Supplied data ->
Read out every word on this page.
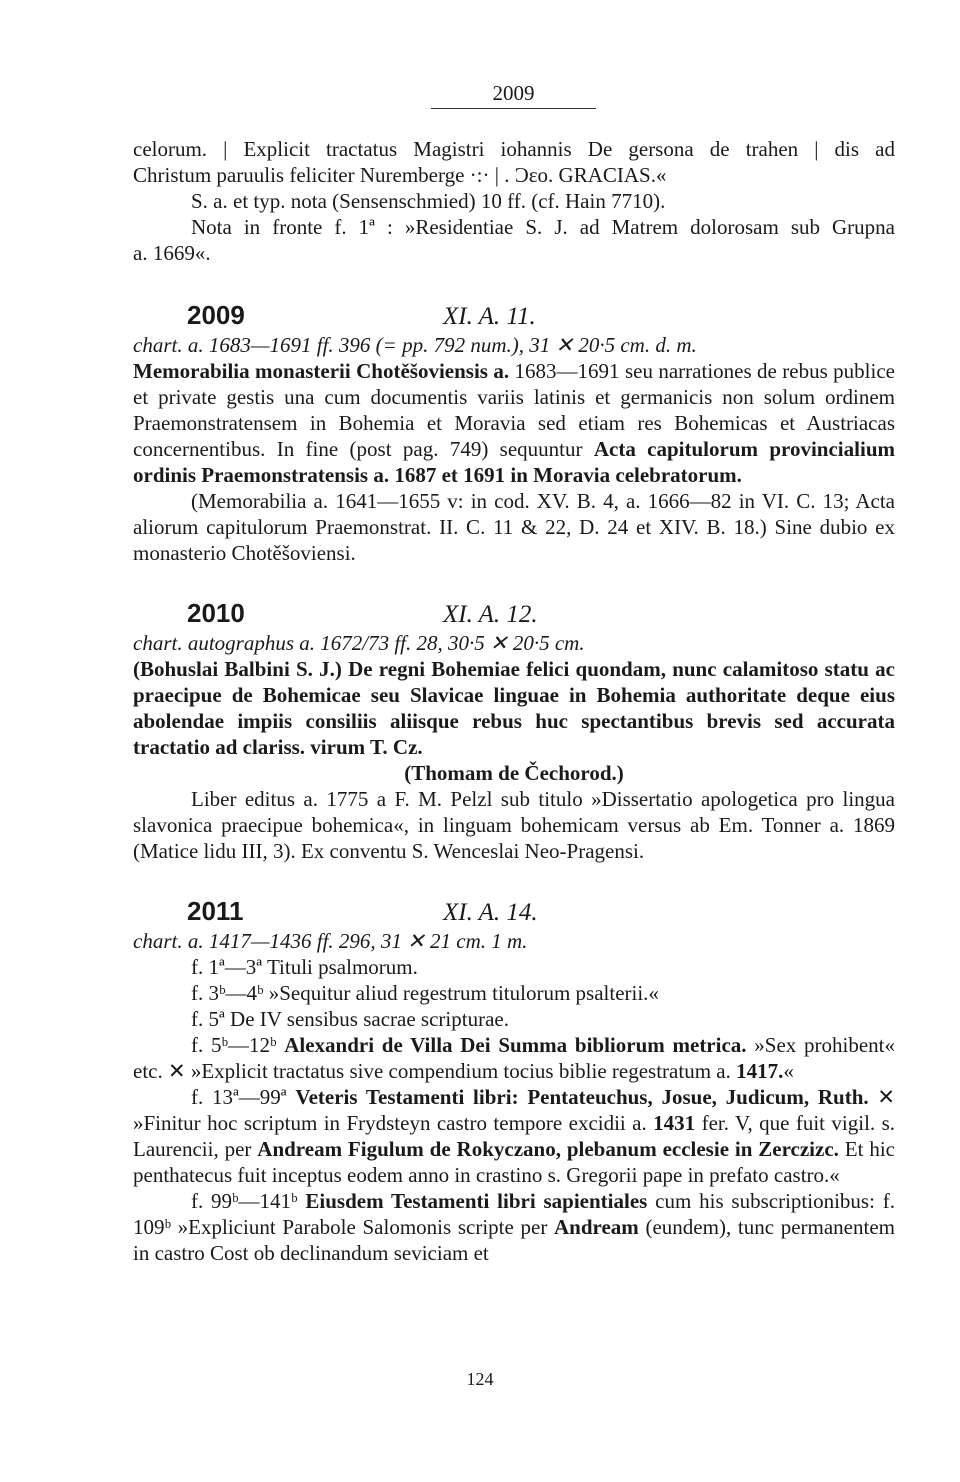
2009
celorum. | Explicit tractatus Magistri iohannis De gersona de trahen | dis ad
Christum paruulis feliciter Nuremberge ·:· | . Ɔεο. GRACIAS.«
S. a. et typ. nota (Sensenschmied) 10 ff. (cf. Hain 7710).
Nota in fronte f. 1ª : »Residentiae S. J. ad Matrem dolorosam sub Grupna
a. 1669«.
2009	XI. A. 11.

chart. a. 1683—1691 ff. 396 (= pp. 792 num.), 31 ✕ 20·5 cm. d. m.

Memorabilia monasterii Chotěšoviensis a. 1683—1691 seu narrationes de rebus publice et private gestis una cum documentis variis latinis et germanicis non solum ordinem Praemonstratensem in Bohemia et Moravia sed etiam res Bohemicas et Austriacas concernentibus. In fine (post pag. 749) sequuntur Acta capitulorum provincialium ordinis Praemonstratensis a. 1687 et 1691 in Moravia celebratorum.

(Memorabilia a. 1641—1655 v: in cod. XV. B. 4, a. 1666—82 in VI. C. 13; Acta aliorum capitulorum Praemonstrat. II. C. 11 & 22, D. 24 et XIV. B. 18.) Sine dubio ex monasterio Chotěšoviensi.

2010	XI. A. 12.

chart. autographus a. 1672/73 ff. 28, 30·5 ✕ 20·5 cm.

(Bohuslai Balbini S. J.) De regni Bohemiae felici quondam, nunc calamitoso statu ac praecipue de Bohemicae seu Slavicae linguae in Bohemia authoritate deque eius abolendae impiis consiliis aliisque rebus huc spectantibus brevis sed accurata tractatio ad clariss. virum T. Cz.

(Thomam de Čechorod.)

Liber editus a. 1775 a F. M. Pelzl sub titulo »Dissertatio apologetica pro lingua slavonica praecipue bohemica«, in linguam bohemicam versus ab Em. Tonner a. 1869 (Matice lidu III, 3). Ex conventu S. Wenceslai Neo-Pragensi.

2011	XI. A. 14.

chart. a. 1417—1436 ff. 296, 31 ✕ 21 cm. 1 m.

f. 1ª—3ª Tituli psalmorum.

f. 3ᵇ—4ᵇ »Sequitur aliud regestrum titulorum psalterii.«

f. 5ª De IV sensibus sacrae scripturae.

f. 5ᵇ—12ᵇ Alexandri de Villa Dei Summa bibliorum metrica. »Sex prohibent« etc. ✕ »Explicit tractatus sive compendium tocius biblie regestratum a. 1417.«

f. 13ª—99ª Veteris Testamenti libri: Pentateuchus, Josue, Judicum, Ruth. ✕ »Finitur hoc scriptum in Frydsteyn castro tempore excidii a. 1431 fer. V, que fuit vigil. s. Laurencii, per Andream Figulum de Rokyczano, plebanum ecclesie in Zerczizc. Et hic penthatecus fuit inceptus eodem anno in crastino s. Gregorii pape in prefato castro.«

f. 99ᵇ—141ᵇ Eiusdem Testamenti libri sapientiales cum his subscriptionibus: f. 109ᵇ »Expliciunt Parabole Salomonis scripte per Andream (eundem), tunc permanentem in castro Cost ob declinandum seviciam et

124
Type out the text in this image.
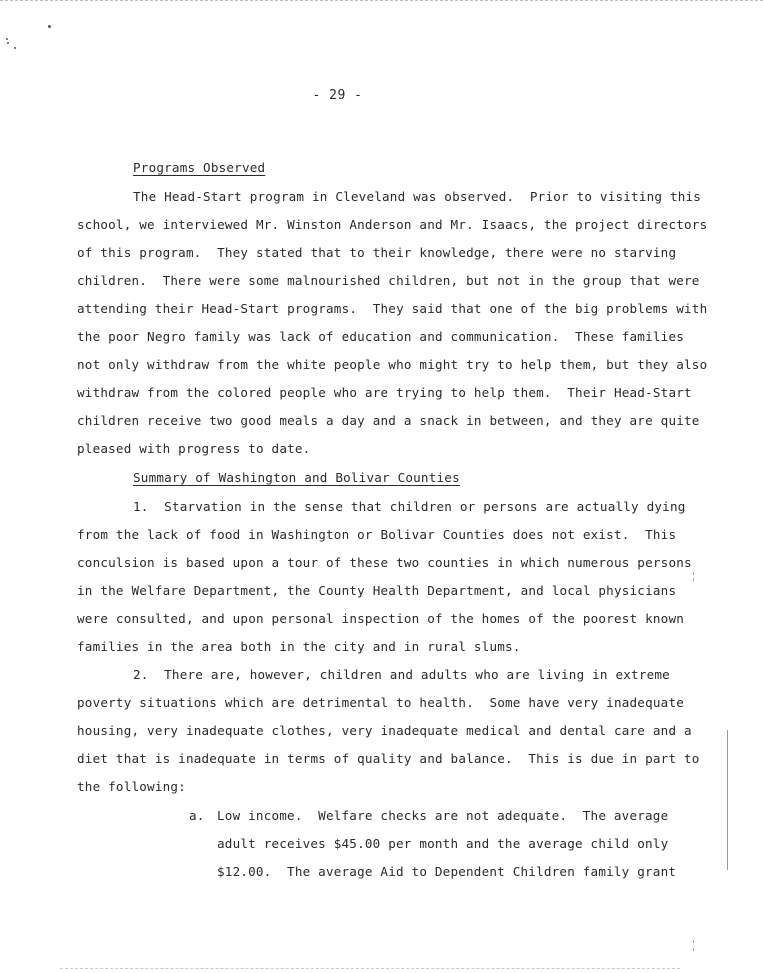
- 29 -
Programs Observed
The Head-Start program in Cleveland was observed.  Prior to visiting this
school, we interviewed Mr. Winston Anderson and Mr. Isaacs, the project directors
of this program.  They stated that to their knowledge, there were no starving
children.  There were some malnourished children, but not in the group that were
attending their Head-Start programs.  They said that one of the big problems with
the poor Negro family was lack of education and communication.  These families
not only withdraw from the white people who might try to help them, but they also
withdraw from the colored people who are trying to help them.  Their Head-Start
children receive two good meals a day and a snack in between, and they are quite
pleased with progress to date.
Summary of Washington and Bolivar Counties
1.  Starvation in the sense that children or persons are actually dying
from the lack of food in Washington or Bolivar Counties does not exist.  This
conculsion is based upon a tour of these two counties in which numerous persons
in the Welfare Department, the County Health Department, and local physicians
were consulted, and upon personal inspection of the homes of the poorest known
families in the area both in the city and in rural slums.
2.  There are, however, children and adults who are living in extreme
poverty situations which are detrimental to health.  Some have very inadequate
housing, very inadequate clothes, very inadequate medical and dental care and a
diet that is inadequate in terms of quality and balance.  This is due in part to
the following:
a. Low income.  Welfare checks are not adequate.  The average
adult receives $45.00 per month and the average child only
$12.00.  The average Aid to Dependent Children family grant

Set task -> Using the material above, gather every line that includes "from".

In response ->
not only withdraw from the white people who might try to help them, but they also
withdraw from the colored people who are trying to help them.  Their Head-Start
from the lack of food in Washington or Bolivar Counties does not exist.  This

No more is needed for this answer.